▶ **Written task**: Exactly reproduce the lines that follow.

START

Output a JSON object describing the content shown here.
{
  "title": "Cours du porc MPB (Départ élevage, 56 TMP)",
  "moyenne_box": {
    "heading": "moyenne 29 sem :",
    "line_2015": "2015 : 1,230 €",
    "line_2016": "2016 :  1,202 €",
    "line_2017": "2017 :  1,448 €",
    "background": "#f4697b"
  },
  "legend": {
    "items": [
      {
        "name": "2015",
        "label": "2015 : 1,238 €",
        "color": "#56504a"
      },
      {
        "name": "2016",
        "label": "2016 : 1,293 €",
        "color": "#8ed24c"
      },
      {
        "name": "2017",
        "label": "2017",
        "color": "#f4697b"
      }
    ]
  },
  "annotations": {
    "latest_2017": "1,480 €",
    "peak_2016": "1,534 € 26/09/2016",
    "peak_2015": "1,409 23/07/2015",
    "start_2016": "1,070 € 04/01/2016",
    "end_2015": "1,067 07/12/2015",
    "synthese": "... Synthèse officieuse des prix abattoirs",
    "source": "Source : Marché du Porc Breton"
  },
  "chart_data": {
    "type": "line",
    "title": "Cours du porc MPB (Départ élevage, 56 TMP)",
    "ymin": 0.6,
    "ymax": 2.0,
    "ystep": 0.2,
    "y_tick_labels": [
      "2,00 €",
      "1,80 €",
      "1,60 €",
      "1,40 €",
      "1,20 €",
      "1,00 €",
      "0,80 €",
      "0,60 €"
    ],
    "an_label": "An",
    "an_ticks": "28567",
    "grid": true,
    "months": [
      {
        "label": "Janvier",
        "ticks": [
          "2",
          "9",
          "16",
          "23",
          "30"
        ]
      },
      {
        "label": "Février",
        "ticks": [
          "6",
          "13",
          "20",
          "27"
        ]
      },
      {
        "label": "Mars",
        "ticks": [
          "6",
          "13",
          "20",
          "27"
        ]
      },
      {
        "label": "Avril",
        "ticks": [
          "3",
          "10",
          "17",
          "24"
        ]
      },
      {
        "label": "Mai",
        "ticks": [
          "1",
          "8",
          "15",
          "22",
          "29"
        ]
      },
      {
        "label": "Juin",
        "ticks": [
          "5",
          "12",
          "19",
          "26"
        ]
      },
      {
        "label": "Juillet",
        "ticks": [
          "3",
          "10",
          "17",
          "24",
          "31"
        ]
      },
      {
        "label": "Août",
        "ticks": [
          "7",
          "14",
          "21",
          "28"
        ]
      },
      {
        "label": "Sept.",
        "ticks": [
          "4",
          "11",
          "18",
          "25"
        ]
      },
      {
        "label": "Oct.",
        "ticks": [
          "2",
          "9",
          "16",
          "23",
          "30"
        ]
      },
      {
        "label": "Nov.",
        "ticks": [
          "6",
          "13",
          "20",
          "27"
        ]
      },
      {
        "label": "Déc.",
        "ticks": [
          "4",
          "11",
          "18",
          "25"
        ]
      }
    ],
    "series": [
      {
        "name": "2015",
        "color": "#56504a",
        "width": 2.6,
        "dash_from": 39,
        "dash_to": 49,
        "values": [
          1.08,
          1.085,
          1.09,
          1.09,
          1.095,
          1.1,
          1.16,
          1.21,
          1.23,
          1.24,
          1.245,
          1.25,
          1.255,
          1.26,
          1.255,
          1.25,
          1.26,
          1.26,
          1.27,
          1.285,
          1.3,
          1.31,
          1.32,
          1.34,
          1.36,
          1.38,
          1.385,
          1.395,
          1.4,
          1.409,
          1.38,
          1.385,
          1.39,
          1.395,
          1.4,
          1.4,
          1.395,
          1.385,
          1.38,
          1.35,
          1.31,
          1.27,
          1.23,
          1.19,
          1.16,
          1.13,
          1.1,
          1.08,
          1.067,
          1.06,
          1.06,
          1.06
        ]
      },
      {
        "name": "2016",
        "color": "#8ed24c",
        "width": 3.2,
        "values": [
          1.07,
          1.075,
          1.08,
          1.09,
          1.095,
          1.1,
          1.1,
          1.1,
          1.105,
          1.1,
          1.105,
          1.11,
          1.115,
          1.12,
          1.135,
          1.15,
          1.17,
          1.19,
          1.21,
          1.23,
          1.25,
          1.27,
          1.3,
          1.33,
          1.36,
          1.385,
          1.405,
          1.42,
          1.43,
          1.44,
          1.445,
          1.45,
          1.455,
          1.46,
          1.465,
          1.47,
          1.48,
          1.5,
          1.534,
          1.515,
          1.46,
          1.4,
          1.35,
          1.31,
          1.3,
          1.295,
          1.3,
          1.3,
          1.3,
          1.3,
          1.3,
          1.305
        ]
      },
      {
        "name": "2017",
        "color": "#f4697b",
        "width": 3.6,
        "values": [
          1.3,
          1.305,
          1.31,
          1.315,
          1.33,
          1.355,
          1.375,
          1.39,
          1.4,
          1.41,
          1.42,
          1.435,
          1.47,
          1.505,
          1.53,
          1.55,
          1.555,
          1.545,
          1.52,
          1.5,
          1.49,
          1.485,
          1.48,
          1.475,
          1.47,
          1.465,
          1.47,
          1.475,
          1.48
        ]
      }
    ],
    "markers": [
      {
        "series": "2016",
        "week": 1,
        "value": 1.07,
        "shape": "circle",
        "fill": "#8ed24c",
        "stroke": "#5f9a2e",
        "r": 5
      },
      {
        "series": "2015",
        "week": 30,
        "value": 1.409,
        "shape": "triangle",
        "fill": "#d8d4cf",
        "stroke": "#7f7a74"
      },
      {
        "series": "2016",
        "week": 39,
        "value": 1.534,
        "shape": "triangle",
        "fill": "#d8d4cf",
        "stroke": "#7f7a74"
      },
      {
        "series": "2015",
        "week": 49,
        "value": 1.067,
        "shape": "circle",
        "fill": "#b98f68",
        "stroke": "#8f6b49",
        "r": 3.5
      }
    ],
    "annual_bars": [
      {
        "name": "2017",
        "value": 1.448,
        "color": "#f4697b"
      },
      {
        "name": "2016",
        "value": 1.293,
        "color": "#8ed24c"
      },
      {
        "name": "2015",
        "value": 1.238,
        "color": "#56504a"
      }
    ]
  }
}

END

▶ **Result of this exercise**:
Output a JSON object describing the content shown here.
{
  "title": "Cours du porc MPB (Départ élevage, 56 TMP)",
  "moyenne_box": {
    "heading": "moyenne 29 sem :",
    "line_2015": "2015 : 1,230 €",
    "line_2016": "2016 :  1,202 €",
    "line_2017": "2017 :  1,448 €",
    "background": "#f4697b"
  },
  "legend": {
    "items": [
      {
        "name": "2015",
        "label": "2015 : 1,238 €",
        "color": "#56504a"
      },
      {
        "name": "2016",
        "label": "2016 : 1,293 €",
        "color": "#8ed24c"
      },
      {
        "name": "2017",
        "label": "2017",
        "color": "#f4697b"
      }
    ]
  },
  "annotations": {
    "latest_2017": "1,480 €",
    "peak_2016": "1,534 € 26/09/2016",
    "peak_2015": "1,409 23/07/2015",
    "start_2016": "1,070 € 04/01/2016",
    "end_2015": "1,067 07/12/2015",
    "synthese": "... Synthèse officieuse des prix abattoirs",
    "source": "Source : Marché du Porc Breton"
  },
  "chart_data": {
    "type": "line",
    "title": "Cours du porc MPB (Départ élevage, 56 TMP)",
    "ymin": 0.6,
    "ymax": 2.0,
    "ystep": 0.2,
    "y_tick_labels": [
      "2,00 €",
      "1,80 €",
      "1,60 €",
      "1,40 €",
      "1,20 €",
      "1,00 €",
      "0,80 €",
      "0,60 €"
    ],
    "an_label": "An",
    "an_ticks": "28567",
    "grid": true,
    "months": [
      {
        "label": "Janvier",
        "ticks": [
          "2",
          "9",
          "16",
          "23",
          "30"
        ]
      },
      {
        "label": "Février",
        "ticks": [
          "6",
          "13",
          "20",
          "27"
        ]
      },
      {
        "label": "Mars",
        "ticks": [
          "6",
          "13",
          "20",
          "27"
        ]
      },
      {
        "label": "Avril",
        "ticks": [
          "3",
          "10",
          "17",
          "24"
        ]
      },
      {
        "label": "Mai",
        "ticks": [
          "1",
          "8",
          "15",
          "22",
          "29"
        ]
      },
      {
        "label": "Juin",
        "ticks": [
          "5",
          "12",
          "19",
          "26"
        ]
      },
      {
        "label": "Juillet",
        "ticks": [
          "3",
          "10",
          "17",
          "24",
          "31"
        ]
      },
      {
        "label": "Août",
        "ticks": [
          "7",
          "14",
          "21",
          "28"
        ]
      },
      {
        "label": "Sept.",
        "ticks": [
          "4",
          "11",
          "18",
          "25"
        ]
      },
      {
        "label": "Oct.",
        "ticks": [
          "2",
          "9",
          "16",
          "23",
          "30"
        ]
      },
      {
        "label": "Nov.",
        "ticks": [
          "6",
          "13",
          "20",
          "27"
        ]
      },
      {
        "label": "Déc.",
        "ticks": [
          "4",
          "11",
          "18",
          "25"
        ]
      }
    ],
    "series": [
      {
        "name": "2015",
        "color": "#56504a",
        "width": 2.6,
        "dash_from": 39,
        "dash_to": 49,
        "values": [
          1.08,
          1.085,
          1.09,
          1.09,
          1.095,
          1.1,
          1.16,
          1.21,
          1.23,
          1.24,
          1.245,
          1.25,
          1.255,
          1.26,
          1.255,
          1.25,
          1.26,
          1.26,
          1.27,
          1.285,
          1.3,
          1.31,
          1.32,
          1.34,
          1.36,
          1.38,
          1.385,
          1.395,
          1.4,
          1.409,
          1.38,
          1.385,
          1.39,
          1.395,
          1.4,
          1.4,
          1.395,
          1.385,
          1.38,
          1.35,
          1.31,
          1.27,
          1.23,
          1.19,
          1.16,
          1.13,
          1.1,
          1.08,
          1.067,
          1.06,
          1.06,
          1.06
        ]
      },
      {
        "name": "2016",
        "color": "#8ed24c",
        "width": 3.2,
        "values": [
          1.07,
          1.075,
          1.08,
          1.09,
          1.095,
          1.1,
          1.1,
          1.1,
          1.105,
          1.1,
          1.105,
          1.11,
          1.115,
          1.12,
          1.135,
          1.15,
          1.17,
          1.19,
          1.21,
          1.23,
          1.25,
          1.27,
          1.3,
          1.33,
          1.36,
          1.385,
          1.405,
          1.42,
          1.43,
          1.44,
          1.445,
          1.45,
          1.455,
          1.46,
          1.465,
          1.47,
          1.48,
          1.5,
          1.534,
          1.515,
          1.46,
          1.4,
          1.35,
          1.31,
          1.3,
          1.295,
          1.3,
          1.3,
          1.3,
          1.3,
          1.3,
          1.305
        ]
      },
      {
        "name": "2017",
        "color": "#f4697b",
        "width": 3.6,
        "values": [
          1.3,
          1.305,
          1.31,
          1.315,
          1.33,
          1.355,
          1.375,
          1.39,
          1.4,
          1.41,
          1.42,
          1.435,
          1.47,
          1.505,
          1.53,
          1.55,
          1.555,
          1.545,
          1.52,
          1.5,
          1.49,
          1.485,
          1.48,
          1.475,
          1.47,
          1.465,
          1.47,
          1.475,
          1.48
        ]
      }
    ],
    "markers": [
      {
        "series": "2016",
        "week": 1,
        "value": 1.07,
        "shape": "circle",
        "fill": "#8ed24c",
        "stroke": "#5f9a2e",
        "r": 5
      },
      {
        "series": "2015",
        "week": 30,
        "value": 1.409,
        "shape": "triangle",
        "fill": "#d8d4cf",
        "stroke": "#7f7a74"
      },
      {
        "series": "2016",
        "week": 39,
        "value": 1.534,
        "shape": "triangle",
        "fill": "#d8d4cf",
        "stroke": "#7f7a74"
      },
      {
        "series": "2015",
        "week": 49,
        "value": 1.067,
        "shape": "circle",
        "fill": "#b98f68",
        "stroke": "#8f6b49",
        "r": 3.5
      }
    ],
    "annual_bars": [
      {
        "name": "2017",
        "value": 1.448,
        "color": "#f4697b"
      },
      {
        "name": "2016",
        "value": 1.293,
        "color": "#8ed24c"
      },
      {
        "name": "2015",
        "value": 1.238,
        "color": "#56504a"
      }
    ]
  }
}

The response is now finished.